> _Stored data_
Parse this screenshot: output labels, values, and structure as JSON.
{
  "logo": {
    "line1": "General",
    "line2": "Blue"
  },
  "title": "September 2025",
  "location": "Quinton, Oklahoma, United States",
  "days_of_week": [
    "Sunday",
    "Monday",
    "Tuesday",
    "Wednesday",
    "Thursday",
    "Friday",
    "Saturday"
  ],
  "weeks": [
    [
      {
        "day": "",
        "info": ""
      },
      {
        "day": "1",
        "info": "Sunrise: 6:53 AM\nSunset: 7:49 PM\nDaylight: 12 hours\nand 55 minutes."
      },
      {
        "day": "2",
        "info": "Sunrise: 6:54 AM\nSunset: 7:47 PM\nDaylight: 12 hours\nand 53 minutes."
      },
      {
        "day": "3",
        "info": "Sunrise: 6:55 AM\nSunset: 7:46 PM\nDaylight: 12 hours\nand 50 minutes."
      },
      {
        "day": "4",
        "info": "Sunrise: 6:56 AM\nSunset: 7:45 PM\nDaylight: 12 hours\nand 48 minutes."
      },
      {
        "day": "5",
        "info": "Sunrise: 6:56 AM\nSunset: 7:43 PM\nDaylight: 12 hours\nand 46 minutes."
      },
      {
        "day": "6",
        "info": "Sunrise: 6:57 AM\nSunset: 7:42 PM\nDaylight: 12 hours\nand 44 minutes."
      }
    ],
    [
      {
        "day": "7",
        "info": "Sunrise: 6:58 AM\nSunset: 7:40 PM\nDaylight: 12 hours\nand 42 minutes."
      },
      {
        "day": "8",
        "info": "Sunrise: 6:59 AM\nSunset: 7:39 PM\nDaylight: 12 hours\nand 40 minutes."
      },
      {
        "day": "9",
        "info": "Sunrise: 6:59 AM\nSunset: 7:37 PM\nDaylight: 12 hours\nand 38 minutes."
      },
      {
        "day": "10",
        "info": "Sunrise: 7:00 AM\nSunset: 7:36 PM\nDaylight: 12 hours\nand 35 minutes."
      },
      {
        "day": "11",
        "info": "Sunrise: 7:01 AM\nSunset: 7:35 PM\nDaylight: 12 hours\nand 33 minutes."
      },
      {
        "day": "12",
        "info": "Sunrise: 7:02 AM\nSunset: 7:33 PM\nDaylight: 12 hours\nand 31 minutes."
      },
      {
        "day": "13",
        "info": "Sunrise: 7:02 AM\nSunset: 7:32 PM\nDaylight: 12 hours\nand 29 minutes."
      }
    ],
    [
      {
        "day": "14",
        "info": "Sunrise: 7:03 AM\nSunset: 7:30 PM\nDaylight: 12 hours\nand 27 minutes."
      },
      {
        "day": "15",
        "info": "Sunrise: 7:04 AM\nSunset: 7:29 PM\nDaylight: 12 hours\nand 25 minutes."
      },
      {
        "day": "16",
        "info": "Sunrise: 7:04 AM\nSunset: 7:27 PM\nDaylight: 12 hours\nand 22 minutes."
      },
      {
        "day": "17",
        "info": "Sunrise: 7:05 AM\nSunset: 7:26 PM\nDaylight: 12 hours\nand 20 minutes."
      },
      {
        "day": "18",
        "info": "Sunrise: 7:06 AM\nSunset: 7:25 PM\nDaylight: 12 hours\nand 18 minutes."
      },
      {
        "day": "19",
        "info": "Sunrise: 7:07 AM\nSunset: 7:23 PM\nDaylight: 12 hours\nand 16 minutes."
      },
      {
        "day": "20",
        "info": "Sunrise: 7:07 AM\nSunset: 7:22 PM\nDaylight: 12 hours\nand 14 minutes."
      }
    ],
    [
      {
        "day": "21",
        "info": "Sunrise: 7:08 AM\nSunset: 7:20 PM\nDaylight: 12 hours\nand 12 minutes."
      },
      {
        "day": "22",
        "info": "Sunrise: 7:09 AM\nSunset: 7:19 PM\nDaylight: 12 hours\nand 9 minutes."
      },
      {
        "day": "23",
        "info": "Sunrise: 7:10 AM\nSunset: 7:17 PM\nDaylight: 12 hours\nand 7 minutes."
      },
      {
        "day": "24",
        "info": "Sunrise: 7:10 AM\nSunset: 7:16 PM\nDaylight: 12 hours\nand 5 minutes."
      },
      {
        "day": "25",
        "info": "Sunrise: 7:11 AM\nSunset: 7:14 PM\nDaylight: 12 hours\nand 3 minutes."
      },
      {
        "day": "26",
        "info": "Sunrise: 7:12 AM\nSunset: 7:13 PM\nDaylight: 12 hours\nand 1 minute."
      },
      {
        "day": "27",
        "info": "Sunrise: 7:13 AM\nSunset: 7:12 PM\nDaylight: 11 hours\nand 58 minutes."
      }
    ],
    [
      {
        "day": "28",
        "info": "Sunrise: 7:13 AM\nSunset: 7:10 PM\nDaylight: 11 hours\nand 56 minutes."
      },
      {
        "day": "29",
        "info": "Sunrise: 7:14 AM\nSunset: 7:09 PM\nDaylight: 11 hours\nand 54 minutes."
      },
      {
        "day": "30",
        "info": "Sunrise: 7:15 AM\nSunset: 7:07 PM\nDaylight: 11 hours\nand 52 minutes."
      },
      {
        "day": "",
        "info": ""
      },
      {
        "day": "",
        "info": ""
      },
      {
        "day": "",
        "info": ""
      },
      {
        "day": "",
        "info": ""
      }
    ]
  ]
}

> _Request_
Print all of the entries exactly as they are written.

> _Exercise output_
Parse this screenshot: output labels, values, and structure as JSON.
{
  "logo": {
    "line1": "General",
    "line2": "Blue"
  },
  "title": "September 2025",
  "location": "Quinton, Oklahoma, United States",
  "days_of_week": [
    "Sunday",
    "Monday",
    "Tuesday",
    "Wednesday",
    "Thursday",
    "Friday",
    "Saturday"
  ],
  "weeks": [
    [
      {
        "day": "",
        "info": ""
      },
      {
        "day": "1",
        "info": "Sunrise: 6:53 AM\nSunset: 7:49 PM\nDaylight: 12 hours\nand 55 minutes."
      },
      {
        "day": "2",
        "info": "Sunrise: 6:54 AM\nSunset: 7:47 PM\nDaylight: 12 hours\nand 53 minutes."
      },
      {
        "day": "3",
        "info": "Sunrise: 6:55 AM\nSunset: 7:46 PM\nDaylight: 12 hours\nand 50 minutes."
      },
      {
        "day": "4",
        "info": "Sunrise: 6:56 AM\nSunset: 7:45 PM\nDaylight: 12 hours\nand 48 minutes."
      },
      {
        "day": "5",
        "info": "Sunrise: 6:56 AM\nSunset: 7:43 PM\nDaylight: 12 hours\nand 46 minutes."
      },
      {
        "day": "6",
        "info": "Sunrise: 6:57 AM\nSunset: 7:42 PM\nDaylight: 12 hours\nand 44 minutes."
      }
    ],
    [
      {
        "day": "7",
        "info": "Sunrise: 6:58 AM\nSunset: 7:40 PM\nDaylight: 12 hours\nand 42 minutes."
      },
      {
        "day": "8",
        "info": "Sunrise: 6:59 AM\nSunset: 7:39 PM\nDaylight: 12 hours\nand 40 minutes."
      },
      {
        "day": "9",
        "info": "Sunrise: 6:59 AM\nSunset: 7:37 PM\nDaylight: 12 hours\nand 38 minutes."
      },
      {
        "day": "10",
        "info": "Sunrise: 7:00 AM\nSunset: 7:36 PM\nDaylight: 12 hours\nand 35 minutes."
      },
      {
        "day": "11",
        "info": "Sunrise: 7:01 AM\nSunset: 7:35 PM\nDaylight: 12 hours\nand 33 minutes."
      },
      {
        "day": "12",
        "info": "Sunrise: 7:02 AM\nSunset: 7:33 PM\nDaylight: 12 hours\nand 31 minutes."
      },
      {
        "day": "13",
        "info": "Sunrise: 7:02 AM\nSunset: 7:32 PM\nDaylight: 12 hours\nand 29 minutes."
      }
    ],
    [
      {
        "day": "14",
        "info": "Sunrise: 7:03 AM\nSunset: 7:30 PM\nDaylight: 12 hours\nand 27 minutes."
      },
      {
        "day": "15",
        "info": "Sunrise: 7:04 AM\nSunset: 7:29 PM\nDaylight: 12 hours\nand 25 minutes."
      },
      {
        "day": "16",
        "info": "Sunrise: 7:04 AM\nSunset: 7:27 PM\nDaylight: 12 hours\nand 22 minutes."
      },
      {
        "day": "17",
        "info": "Sunrise: 7:05 AM\nSunset: 7:26 PM\nDaylight: 12 hours\nand 20 minutes."
      },
      {
        "day": "18",
        "info": "Sunrise: 7:06 AM\nSunset: 7:25 PM\nDaylight: 12 hours\nand 18 minutes."
      },
      {
        "day": "19",
        "info": "Sunrise: 7:07 AM\nSunset: 7:23 PM\nDaylight: 12 hours\nand 16 minutes."
      },
      {
        "day": "20",
        "info": "Sunrise: 7:07 AM\nSunset: 7:22 PM\nDaylight: 12 hours\nand 14 minutes."
      }
    ],
    [
      {
        "day": "21",
        "info": "Sunrise: 7:08 AM\nSunset: 7:20 PM\nDaylight: 12 hours\nand 12 minutes."
      },
      {
        "day": "22",
        "info": "Sunrise: 7:09 AM\nSunset: 7:19 PM\nDaylight: 12 hours\nand 9 minutes."
      },
      {
        "day": "23",
        "info": "Sunrise: 7:10 AM\nSunset: 7:17 PM\nDaylight: 12 hours\nand 7 minutes."
      },
      {
        "day": "24",
        "info": "Sunrise: 7:10 AM\nSunset: 7:16 PM\nDaylight: 12 hours\nand 5 minutes."
      },
      {
        "day": "25",
        "info": "Sunrise: 7:11 AM\nSunset: 7:14 PM\nDaylight: 12 hours\nand 3 minutes."
      },
      {
        "day": "26",
        "info": "Sunrise: 7:12 AM\nSunset: 7:13 PM\nDaylight: 12 hours\nand 1 minute."
      },
      {
        "day": "27",
        "info": "Sunrise: 7:13 AM\nSunset: 7:12 PM\nDaylight: 11 hours\nand 58 minutes."
      }
    ],
    [
      {
        "day": "28",
        "info": "Sunrise: 7:13 AM\nSunset: 7:10 PM\nDaylight: 11 hours\nand 56 minutes."
      },
      {
        "day": "29",
        "info": "Sunrise: 7:14 AM\nSunset: 7:09 PM\nDaylight: 11 hours\nand 54 minutes."
      },
      {
        "day": "30",
        "info": "Sunrise: 7:15 AM\nSunset: 7:07 PM\nDaylight: 11 hours\nand 52 minutes."
      },
      {
        "day": "",
        "info": ""
      },
      {
        "day": "",
        "info": ""
      },
      {
        "day": "",
        "info": ""
      },
      {
        "day": "",
        "info": ""
      }
    ]
  ]
}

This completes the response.